● **Exercise details**
Which lines hold the word "Tagli"? Copy each of them.

══ Supplied entries ══

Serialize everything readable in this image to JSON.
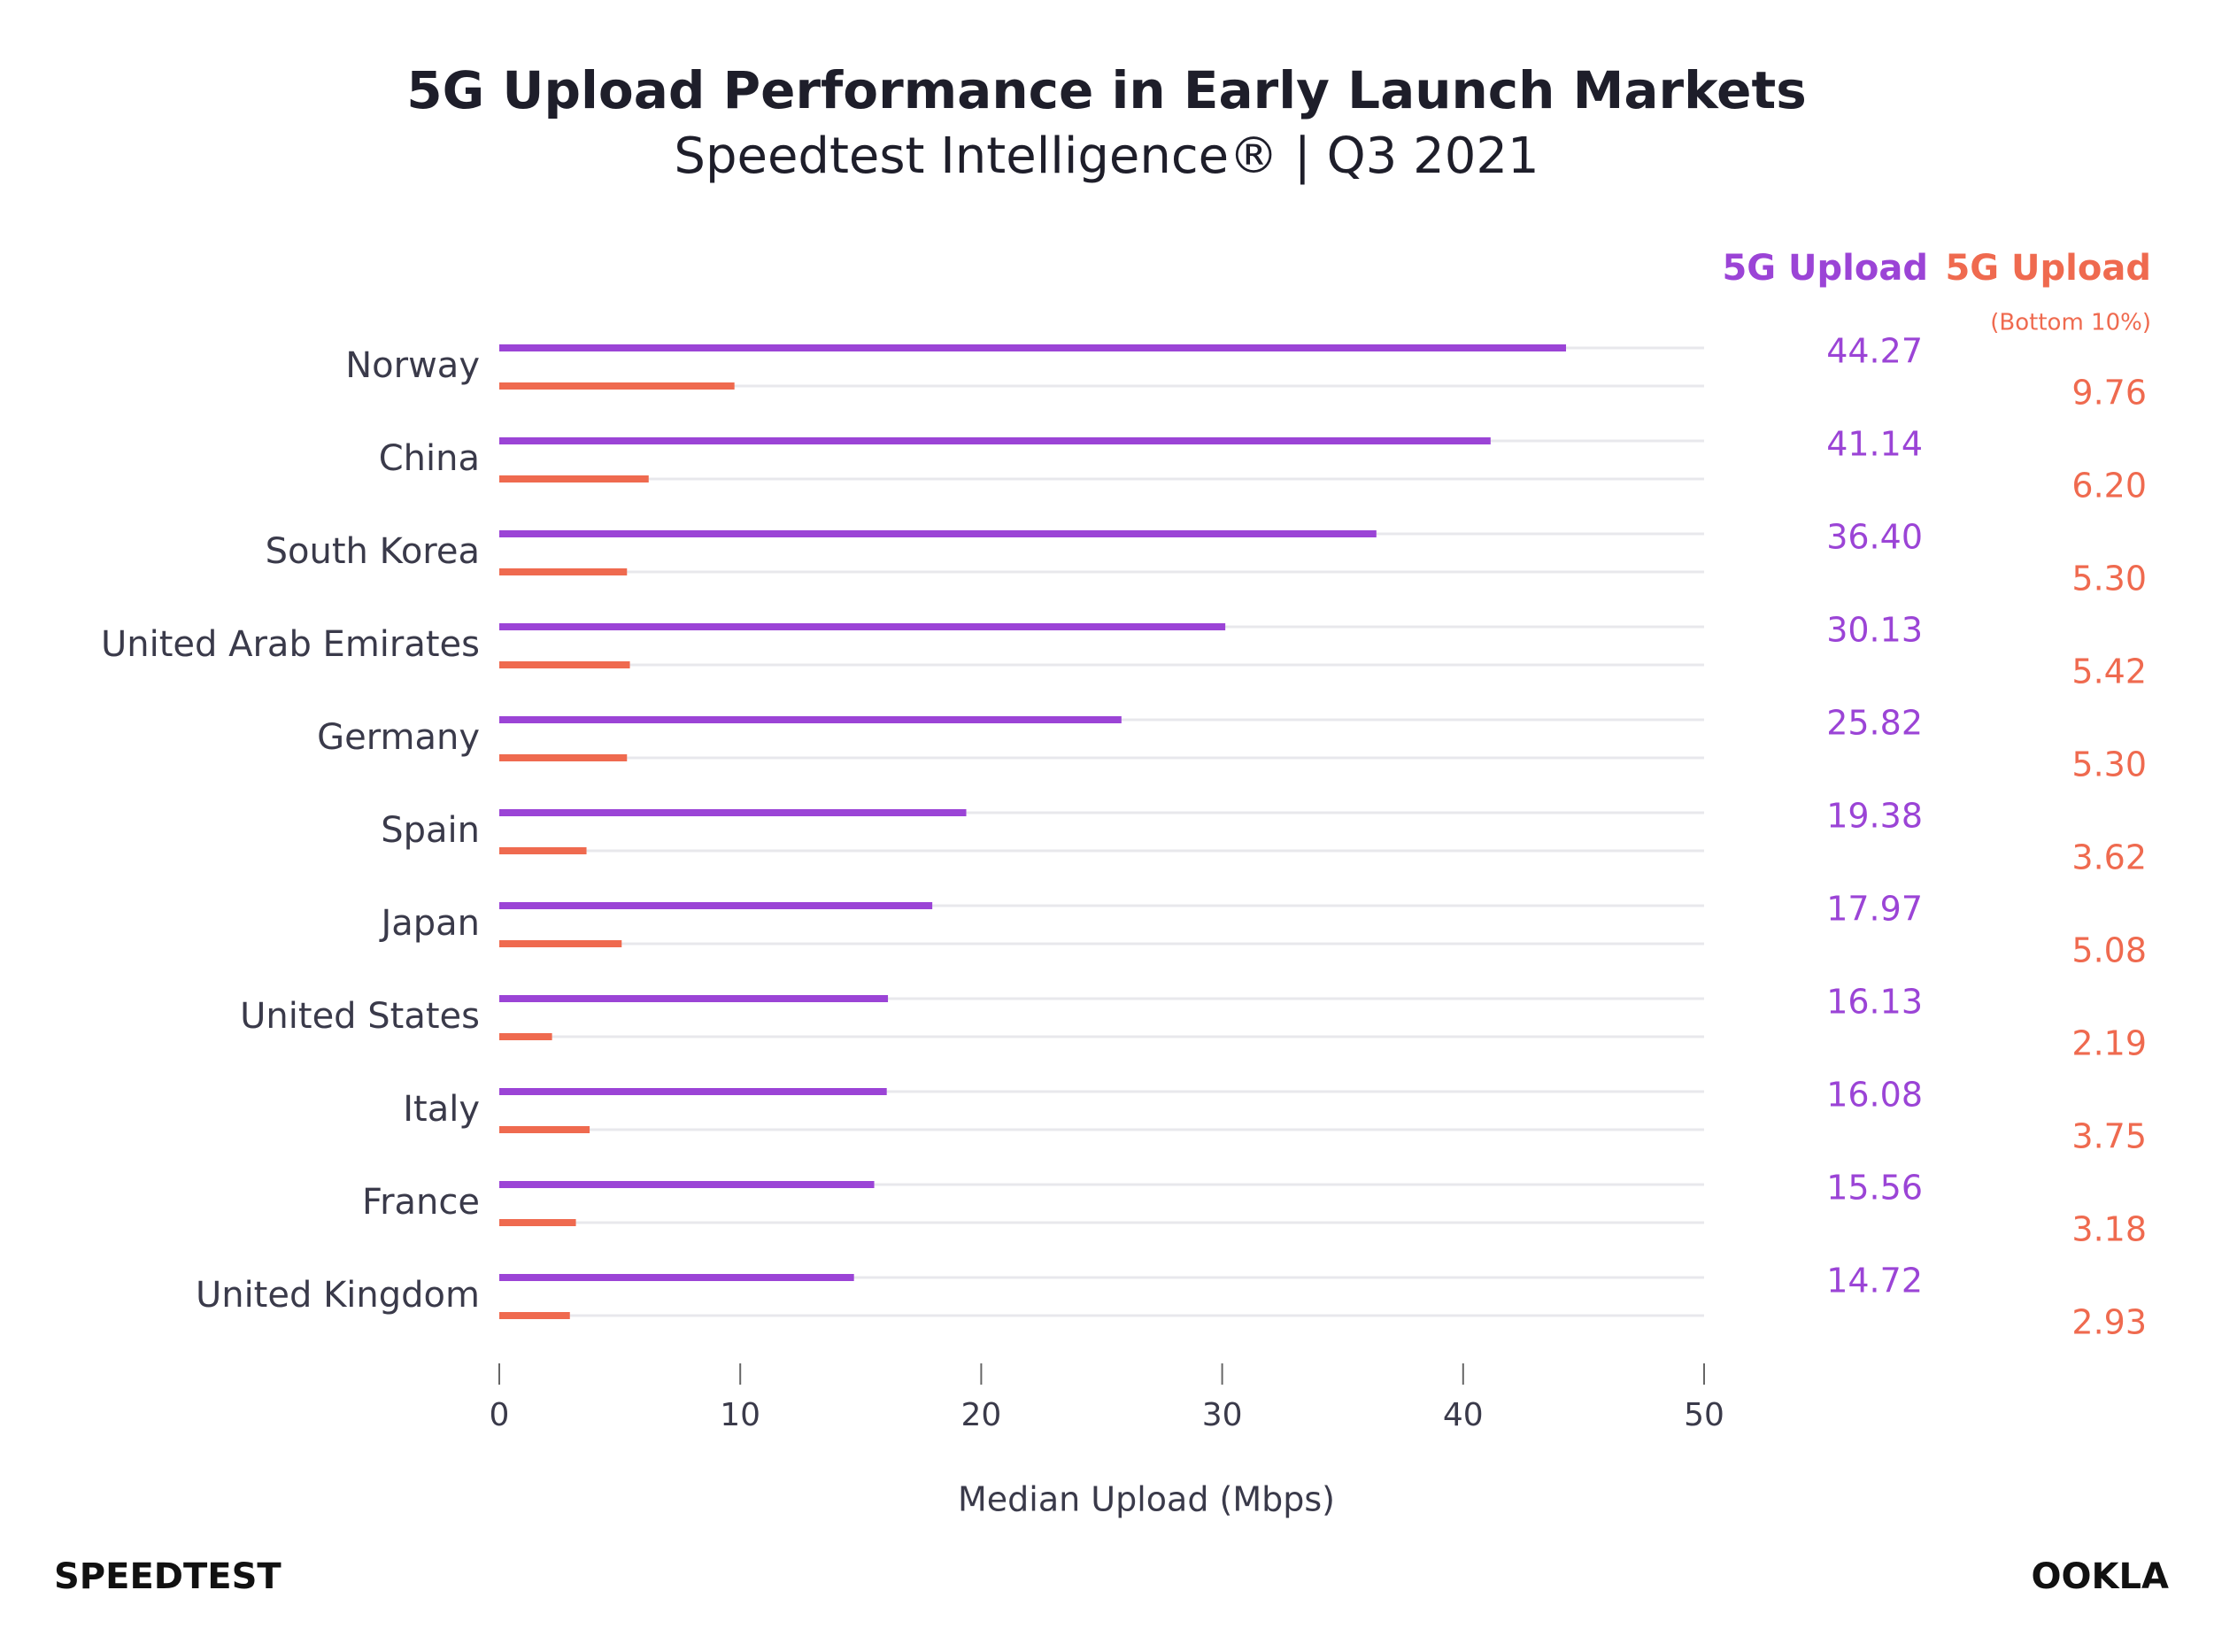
{
  "chart_data": {
    "type": "hbar",
    "title": "5G Upload Performance in Early Launch Markets",
    "subtitle": "Speedtest Intelligence® | Q3 2021",
    "x_label": "Median Upload (Mbps)",
    "categories": [
      "Norway",
      "China",
      "South Korea",
      "United Arab Emirates",
      "Germany",
      "Spain",
      "Japan",
      "United States",
      "Italy",
      "France",
      "United Kingdom"
    ],
    "series": [
      {
        "name": "5G Upload",
        "color": "#9b44d6",
        "values": [
          44.27,
          41.14,
          36.4,
          30.13,
          25.82,
          19.38,
          17.97,
          16.13,
          16.08,
          15.56,
          14.72
        ],
        "value_labels": [
          "44.27",
          "41.14",
          "36.40",
          "30.13",
          "25.82",
          "19.38",
          "17.97",
          "16.13",
          "16.08",
          "15.56",
          "14.72"
        ]
      },
      {
        "name": "5G Upload",
        "name_note": "(Bottom 10%)",
        "color": "#ef6a4f",
        "values": [
          9.76,
          6.2,
          5.3,
          5.42,
          5.3,
          3.62,
          5.08,
          2.19,
          3.75,
          3.18,
          2.93
        ],
        "value_labels": [
          "9.76",
          "6.20",
          "5.30",
          "5.42",
          "5.30",
          "3.62",
          "5.08",
          "2.19",
          "3.75",
          "3.18",
          "2.93"
        ]
      }
    ],
    "xlim": [
      0,
      50
    ],
    "xticks": [
      0,
      10,
      20,
      30,
      40,
      50
    ],
    "grid": true
  },
  "branding": {
    "left": "SPEEDTEST",
    "right": "OOKLA"
  }
}
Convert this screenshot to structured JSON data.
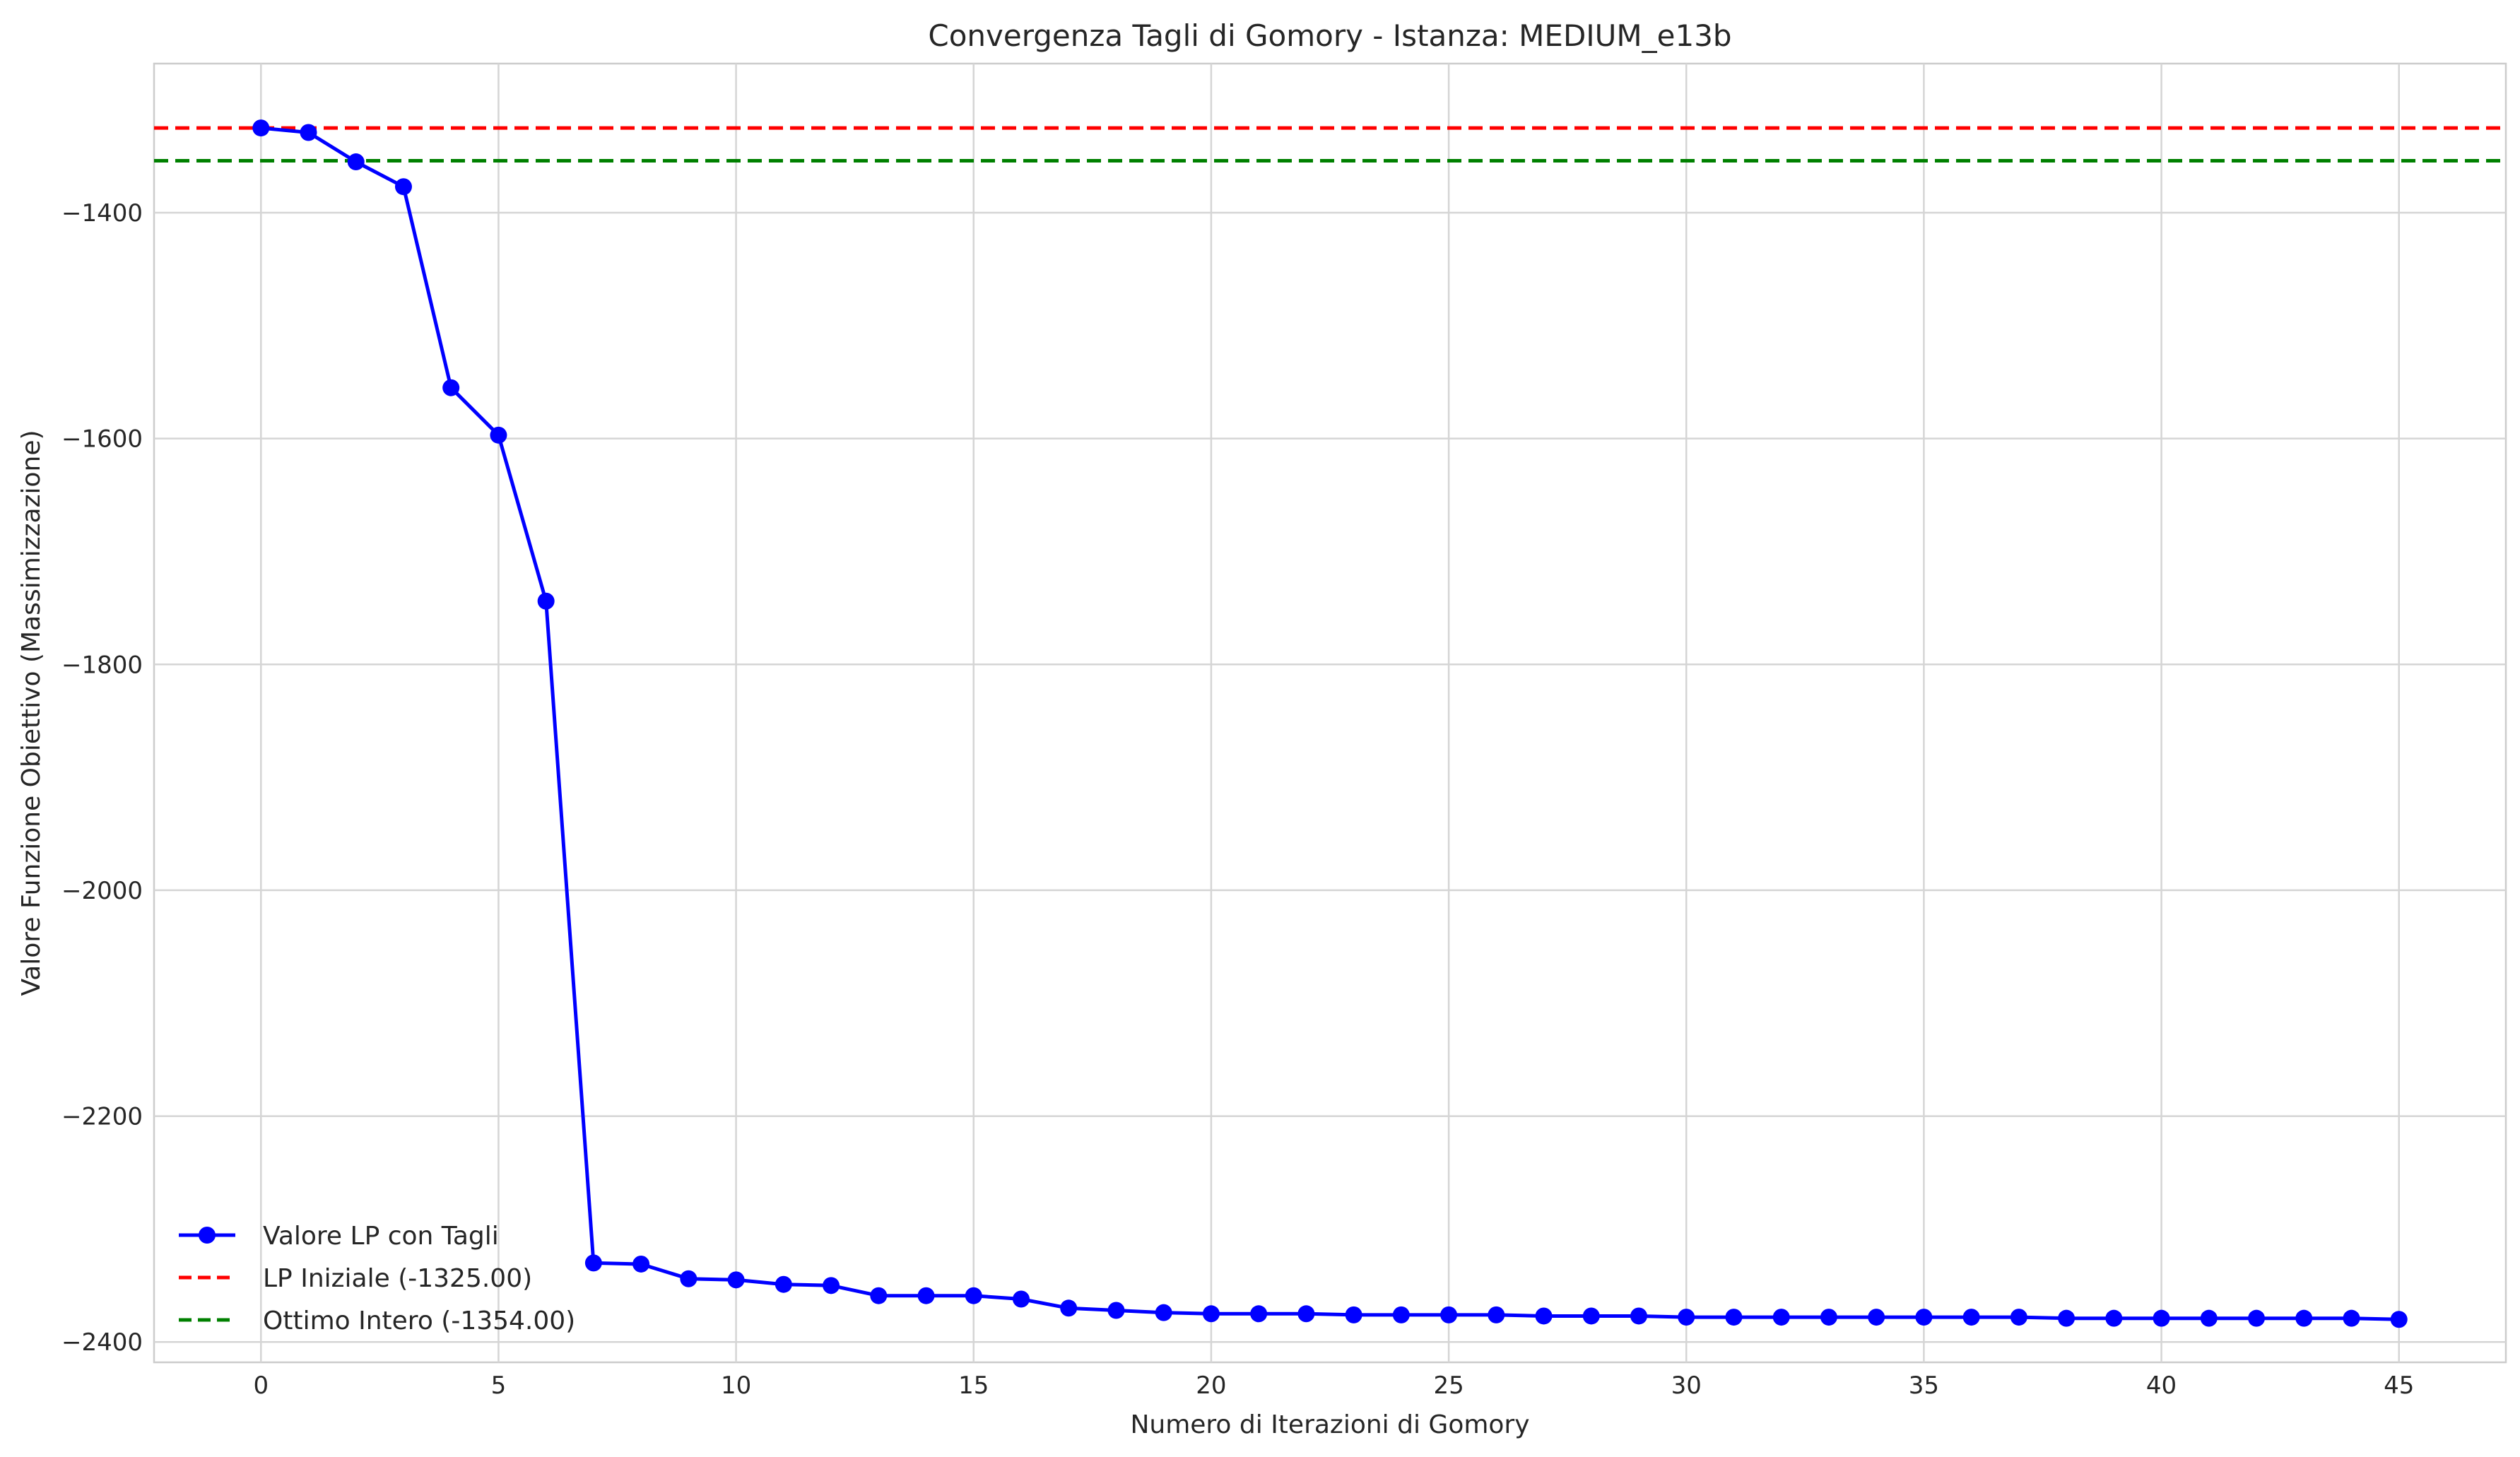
{
  "chart_data": {
    "type": "line",
    "title": "Convergenza Tagli di Gomory - Istanza: MEDIUM_e13b",
    "xlabel": "Numero di Iterazioni di Gomory",
    "ylabel": "Valore Funzione Obiettivo (Massimizzazione)",
    "xlim": [
      -2.25,
      47.25
    ],
    "ylim": [
      -2418,
      -1268
    ],
    "xticks": [
      0,
      5,
      10,
      15,
      20,
      25,
      30,
      35,
      40,
      45
    ],
    "yticks": [
      -1400,
      -1600,
      -1800,
      -2000,
      -2200,
      -2400
    ],
    "grid": true,
    "legend_position": "lower-left",
    "series": [
      {
        "name": "Valore LP con Tagli",
        "color": "#0000ff",
        "marker": "circle",
        "x": [
          0,
          1,
          2,
          3,
          4,
          5,
          6,
          7,
          8,
          9,
          10,
          11,
          12,
          13,
          14,
          15,
          16,
          17,
          18,
          19,
          20,
          21,
          22,
          23,
          24,
          25,
          26,
          27,
          28,
          29,
          30,
          31,
          32,
          33,
          34,
          35,
          36,
          37,
          38,
          39,
          40,
          41,
          42,
          43,
          44,
          45
        ],
        "y": [
          -1325,
          -1329,
          -1355,
          -1377,
          -1555,
          -1597,
          -1744,
          -2330,
          -2331,
          -2344,
          -2345,
          -2349,
          -2350,
          -2359,
          -2359,
          -2359,
          -2362,
          -2370,
          -2372,
          -2374,
          -2375,
          -2375,
          -2375,
          -2376,
          -2376,
          -2376,
          -2376,
          -2377,
          -2377,
          -2377,
          -2378,
          -2378,
          -2378,
          -2378,
          -2378,
          -2378,
          -2378,
          -2378,
          -2379,
          -2379,
          -2379,
          -2379,
          -2379,
          -2379,
          -2379,
          -2380
        ]
      }
    ],
    "reference_lines": [
      {
        "name": "LP Iniziale (-1325.00)",
        "y": -1325,
        "color": "#ff0000",
        "style": "dashed"
      },
      {
        "name": "Ottimo Intero (-1354.00)",
        "y": -1354,
        "color": "#008000",
        "style": "dashed"
      }
    ]
  }
}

═══

● **Answer to the problem**
    "title": "Convergenza Tagli di Gomory - Istanza: MEDIUM_e13b",
        "name": "Valore LP con Tagli",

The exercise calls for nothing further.